◆ **Work to be completed**
Please pull out the passage of the fall music preview from "Fall Music Preview 2017: From" to "wrapped around it.", copied word for word.
··· Reading passage
Fall Music Preview 2017: From Miley to Ringo, the Most Anticipated Upcoming Albums

Fall Music Preview 2017: The Most
Fall Music Preview 2017: The Most
Fall Music Preview 2017: The Most
Fall Music Preview 2017: The Most
Fall Music Preview 2017: The Most

UPDATED: It says a lot about today’s music business when, off-cycle, one artist continues to dominate headlines, social media and the tech world. It takes but a lift of her finger for Taylor Swift to send the industry scurrying, and she has the world wrapped around it.

With anticipation at an all-time high, Swift announced on Wednesday her new album, “Reputation,” due out this November. Could it be another Adele-size winner, moving physical copies in the millions and streams in the billions? Or could Swift opt for the new bespoke model and release songs as she sees fit, race them up the charts and keep fans braced for what may come next? She’s certainly a traditionalist (she believes fervently in the album-as-a-complete-work-of-art concept) and a trailblazer (witness her 2014 and 2015 attacks on Spotify and Apple Music, respectively, for what she feels was not fairly compensating artists on a free tier).
······
··· Recorded data
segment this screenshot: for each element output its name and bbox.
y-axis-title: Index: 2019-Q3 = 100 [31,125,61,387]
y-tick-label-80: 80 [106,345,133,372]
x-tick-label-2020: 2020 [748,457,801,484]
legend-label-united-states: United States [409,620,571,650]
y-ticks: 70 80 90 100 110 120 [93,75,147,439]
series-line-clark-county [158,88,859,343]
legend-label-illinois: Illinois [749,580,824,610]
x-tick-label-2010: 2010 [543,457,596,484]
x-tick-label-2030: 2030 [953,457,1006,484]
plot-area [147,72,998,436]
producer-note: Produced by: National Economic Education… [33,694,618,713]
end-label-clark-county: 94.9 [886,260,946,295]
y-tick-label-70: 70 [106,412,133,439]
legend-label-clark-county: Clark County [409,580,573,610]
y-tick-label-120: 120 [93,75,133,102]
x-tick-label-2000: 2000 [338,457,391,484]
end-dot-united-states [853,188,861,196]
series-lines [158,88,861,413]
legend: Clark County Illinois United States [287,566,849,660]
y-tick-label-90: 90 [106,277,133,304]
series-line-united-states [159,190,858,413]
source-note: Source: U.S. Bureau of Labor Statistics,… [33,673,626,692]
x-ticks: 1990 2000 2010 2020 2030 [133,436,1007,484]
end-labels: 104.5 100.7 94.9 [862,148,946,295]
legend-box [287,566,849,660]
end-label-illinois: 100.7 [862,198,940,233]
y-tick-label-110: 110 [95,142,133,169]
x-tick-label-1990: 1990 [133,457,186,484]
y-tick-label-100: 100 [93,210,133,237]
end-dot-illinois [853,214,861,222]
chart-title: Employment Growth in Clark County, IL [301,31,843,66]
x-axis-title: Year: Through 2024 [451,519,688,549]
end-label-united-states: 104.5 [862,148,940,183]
······
◆ **Task output**
Fall Music Preview 2017: From Miley to Ringo, the Most Anticipated Upcoming Albums

Fall Music Preview 2017: The Most
Fall Music Preview 2017: The Most
Fall Music Preview 2017: The Most
Fall Music Preview 2017: The Most
Fall Music Preview 2017: The Most

UPDATED: It says a lot about today’s music business when, off-cycle, one artist continues to dominate headlines, social media and the tech world. It takes but a lift of her finger for Taylor Swift to send the industry scurrying, and she has the world wrapped around it.